▶ [EXERCISE] State the number of lines, and only that number, in which the word "осуществляются" appears.

▶ [RECORDS PROVIDED]
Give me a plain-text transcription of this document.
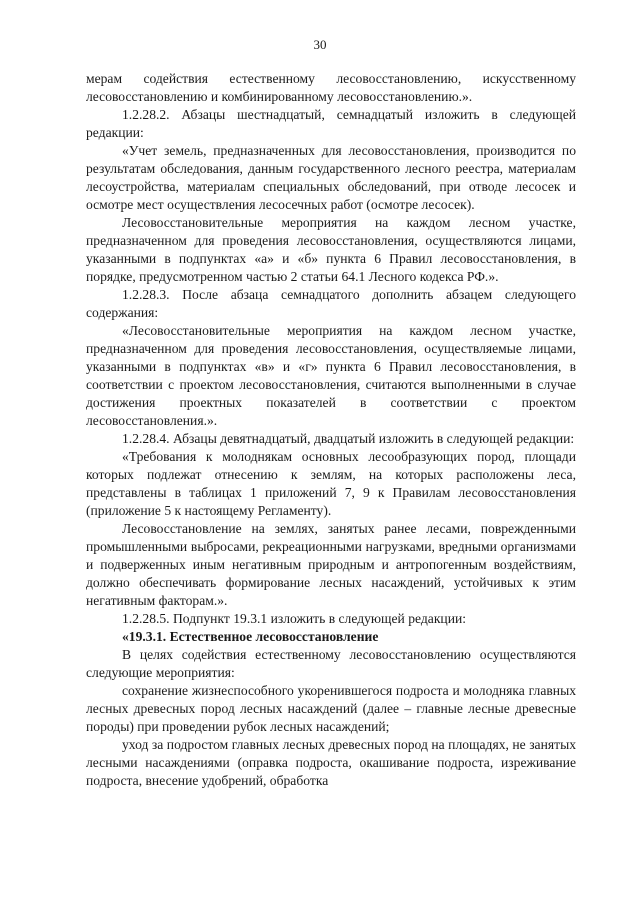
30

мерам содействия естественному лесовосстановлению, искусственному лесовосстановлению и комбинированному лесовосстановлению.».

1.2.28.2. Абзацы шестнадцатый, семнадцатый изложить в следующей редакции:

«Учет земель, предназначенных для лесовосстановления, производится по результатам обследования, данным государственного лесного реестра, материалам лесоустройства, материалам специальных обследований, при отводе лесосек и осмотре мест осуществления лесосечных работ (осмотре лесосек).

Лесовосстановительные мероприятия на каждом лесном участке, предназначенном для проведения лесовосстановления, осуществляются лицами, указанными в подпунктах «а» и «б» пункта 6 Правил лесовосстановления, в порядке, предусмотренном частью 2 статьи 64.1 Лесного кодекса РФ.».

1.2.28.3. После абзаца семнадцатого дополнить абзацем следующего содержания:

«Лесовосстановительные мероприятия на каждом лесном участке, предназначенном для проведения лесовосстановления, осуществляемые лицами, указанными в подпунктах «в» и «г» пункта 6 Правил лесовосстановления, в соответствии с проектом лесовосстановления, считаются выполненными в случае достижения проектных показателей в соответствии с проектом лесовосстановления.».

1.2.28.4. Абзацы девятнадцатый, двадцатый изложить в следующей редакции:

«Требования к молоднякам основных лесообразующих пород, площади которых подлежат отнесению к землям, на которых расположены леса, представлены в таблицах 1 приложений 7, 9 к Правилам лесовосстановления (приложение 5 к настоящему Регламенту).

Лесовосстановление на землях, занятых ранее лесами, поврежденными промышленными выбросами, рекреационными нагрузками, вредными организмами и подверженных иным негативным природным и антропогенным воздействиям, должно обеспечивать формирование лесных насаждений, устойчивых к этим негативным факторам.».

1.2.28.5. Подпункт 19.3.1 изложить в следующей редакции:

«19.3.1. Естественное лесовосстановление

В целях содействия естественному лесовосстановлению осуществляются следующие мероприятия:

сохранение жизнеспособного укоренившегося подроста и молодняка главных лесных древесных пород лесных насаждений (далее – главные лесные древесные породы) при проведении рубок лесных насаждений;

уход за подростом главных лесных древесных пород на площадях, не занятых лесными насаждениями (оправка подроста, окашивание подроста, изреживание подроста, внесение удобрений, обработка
* * *
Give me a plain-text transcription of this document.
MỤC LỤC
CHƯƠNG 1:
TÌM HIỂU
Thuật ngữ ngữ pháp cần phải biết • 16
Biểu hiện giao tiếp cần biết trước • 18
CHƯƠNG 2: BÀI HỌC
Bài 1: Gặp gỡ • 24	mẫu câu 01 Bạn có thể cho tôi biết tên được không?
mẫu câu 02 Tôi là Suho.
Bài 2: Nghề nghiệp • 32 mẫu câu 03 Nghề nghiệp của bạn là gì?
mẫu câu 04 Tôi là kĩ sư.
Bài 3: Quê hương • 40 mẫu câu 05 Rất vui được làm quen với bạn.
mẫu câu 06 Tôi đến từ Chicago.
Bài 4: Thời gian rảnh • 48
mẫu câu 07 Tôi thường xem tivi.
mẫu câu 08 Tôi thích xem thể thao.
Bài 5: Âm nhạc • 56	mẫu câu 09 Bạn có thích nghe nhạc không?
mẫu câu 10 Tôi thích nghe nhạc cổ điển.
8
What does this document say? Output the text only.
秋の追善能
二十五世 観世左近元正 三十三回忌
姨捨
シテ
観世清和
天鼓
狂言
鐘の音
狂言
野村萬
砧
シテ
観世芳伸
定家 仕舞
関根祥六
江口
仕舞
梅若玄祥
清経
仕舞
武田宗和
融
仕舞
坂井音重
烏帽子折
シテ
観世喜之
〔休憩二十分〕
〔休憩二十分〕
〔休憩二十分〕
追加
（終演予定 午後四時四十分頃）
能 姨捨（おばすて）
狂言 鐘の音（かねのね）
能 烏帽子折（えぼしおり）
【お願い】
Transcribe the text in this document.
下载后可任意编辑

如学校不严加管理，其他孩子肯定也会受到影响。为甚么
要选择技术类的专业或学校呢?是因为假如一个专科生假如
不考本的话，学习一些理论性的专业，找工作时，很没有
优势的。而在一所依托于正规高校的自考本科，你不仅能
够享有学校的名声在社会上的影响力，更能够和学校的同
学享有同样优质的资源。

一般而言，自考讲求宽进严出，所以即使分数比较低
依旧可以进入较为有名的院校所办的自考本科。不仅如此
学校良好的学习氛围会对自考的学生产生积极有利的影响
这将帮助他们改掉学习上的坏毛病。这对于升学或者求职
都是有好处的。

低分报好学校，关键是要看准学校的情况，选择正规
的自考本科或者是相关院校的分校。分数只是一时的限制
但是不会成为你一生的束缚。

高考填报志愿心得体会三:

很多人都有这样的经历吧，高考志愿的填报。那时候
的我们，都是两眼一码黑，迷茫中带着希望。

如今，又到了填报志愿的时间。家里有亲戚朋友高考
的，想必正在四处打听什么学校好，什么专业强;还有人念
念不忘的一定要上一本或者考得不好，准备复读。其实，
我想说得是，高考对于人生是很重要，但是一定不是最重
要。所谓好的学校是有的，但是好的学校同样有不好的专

▶ [EXERCISE SOLUTION] 2